Provided passage
____________
How do you solve #\sin ( 2x ) - \cos ( 3x ) = 0#?

1 Answer
Oct 20, 2017

#x=npi+(-1)^npi/10# and #npi+(-1)^n(13pi)/10# where n belongs to Z.

Explanation:

Here, #sin2x-cos3x=0#

#rarr sin2x=cos3x#

#rarr 2sinx*cosx=4cos^3x-3cosx#

#rarr 2sinx*cosx=cosx(4cos^2x-3)#

#rarr 2sinx=4cos^2x-3#

#rarr 2sinx=4(1-sin^2x)-3#

#rarr 2sinx=4-4sin^2x-3#

#rarr 4sin^2x+2sinx-1=0#

Comparing it with #ax^2+bx+c=0# we have
#a=4# #b=2# and #c=-1#

Using quadratic formula

#sinx=(-b+-sqrt(b^2-4ac))/(2*a)#

#=(-2+-sqrt(2^2-4*4*(-1)))/(2*4)#

#=(-2+-sqrt(4+16))/8#

#=(-2+-sqrt(5*2^2))/8#

#=(-2+-2sqrt(5))/8#

Taking + sign we get

#sinx=(-2+2sqrt(5))/8#

#sinx=(sqrt(5)-1)/4#

#sinx=sin(pi/10)#

#x=npi+(-1)^npi/10#

Taking - sign we get

#sinx=(-2-2sqrt(5))/8#

#sinx=-(sqrt(5)+1)/4#

#sinx=sin((13pi)/10)#

#x=npi+(-1)^n(13pi)/10#

So the required solution is #npi+(-1)^npi/10# and #npi+(-1)^n(13pi)/10#.
____________
Provided records
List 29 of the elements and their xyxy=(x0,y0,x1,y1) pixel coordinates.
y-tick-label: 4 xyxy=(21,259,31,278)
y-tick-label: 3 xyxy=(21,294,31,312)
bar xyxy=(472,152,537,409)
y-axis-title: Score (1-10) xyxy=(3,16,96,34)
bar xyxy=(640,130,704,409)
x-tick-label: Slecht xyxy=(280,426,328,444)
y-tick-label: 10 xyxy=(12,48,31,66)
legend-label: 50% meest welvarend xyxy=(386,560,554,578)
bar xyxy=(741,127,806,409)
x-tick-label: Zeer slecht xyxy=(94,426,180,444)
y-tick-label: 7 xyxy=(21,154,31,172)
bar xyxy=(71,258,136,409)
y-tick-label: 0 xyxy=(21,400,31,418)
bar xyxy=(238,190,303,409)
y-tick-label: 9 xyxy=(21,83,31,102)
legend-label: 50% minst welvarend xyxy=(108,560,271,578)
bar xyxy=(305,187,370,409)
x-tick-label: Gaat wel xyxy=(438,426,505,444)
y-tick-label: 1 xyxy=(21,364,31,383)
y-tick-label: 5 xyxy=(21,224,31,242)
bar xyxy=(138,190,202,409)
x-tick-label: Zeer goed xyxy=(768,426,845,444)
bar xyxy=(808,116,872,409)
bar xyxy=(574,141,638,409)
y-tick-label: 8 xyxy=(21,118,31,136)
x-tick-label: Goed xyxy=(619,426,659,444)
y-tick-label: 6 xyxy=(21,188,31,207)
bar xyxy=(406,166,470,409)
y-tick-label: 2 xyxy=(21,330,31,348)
____________
Problem A
For each statement below, say whether it agrees with the worked solution. Answer yes or no, and quote the words of the text that settle it.
(i) The worked solution uses the quadratic formula to find sin x.
(ii) Taking the minus sign gives sin x = sin(pi/10).
(iii) The answer is dated Oct 20, 2017.
Problem B
Reproduce the part of the worked solution starting at "Taking - sign" and ending at "#npi+(-1)^npi/10# and #npi+(-1)^n(13pi)/10#.".
Problem C
In the worked solution, what values are given to a, b and c when the equation is compared with ax^2+bx+c=0?

Response A
(i) Yes: "Using quadratic formula"
(ii) No: "#sinx=sin((13pi)/10)#"
(iii) Yes: "Oct 20, 2017"

Response B
Taking - sign we get

#sinx=(-2-2sqrt(5))/8#

#sinx=-(sqrt(5)+1)/4#

#sinx=sin((13pi)/10)#

#x=npi+(-1)^n(13pi)/10#

So the required solution is #npi+(-1)^npi/10# and #npi+(-1)^n(13pi)/10#.

Response C
a = 4, b = 2 and c = -1.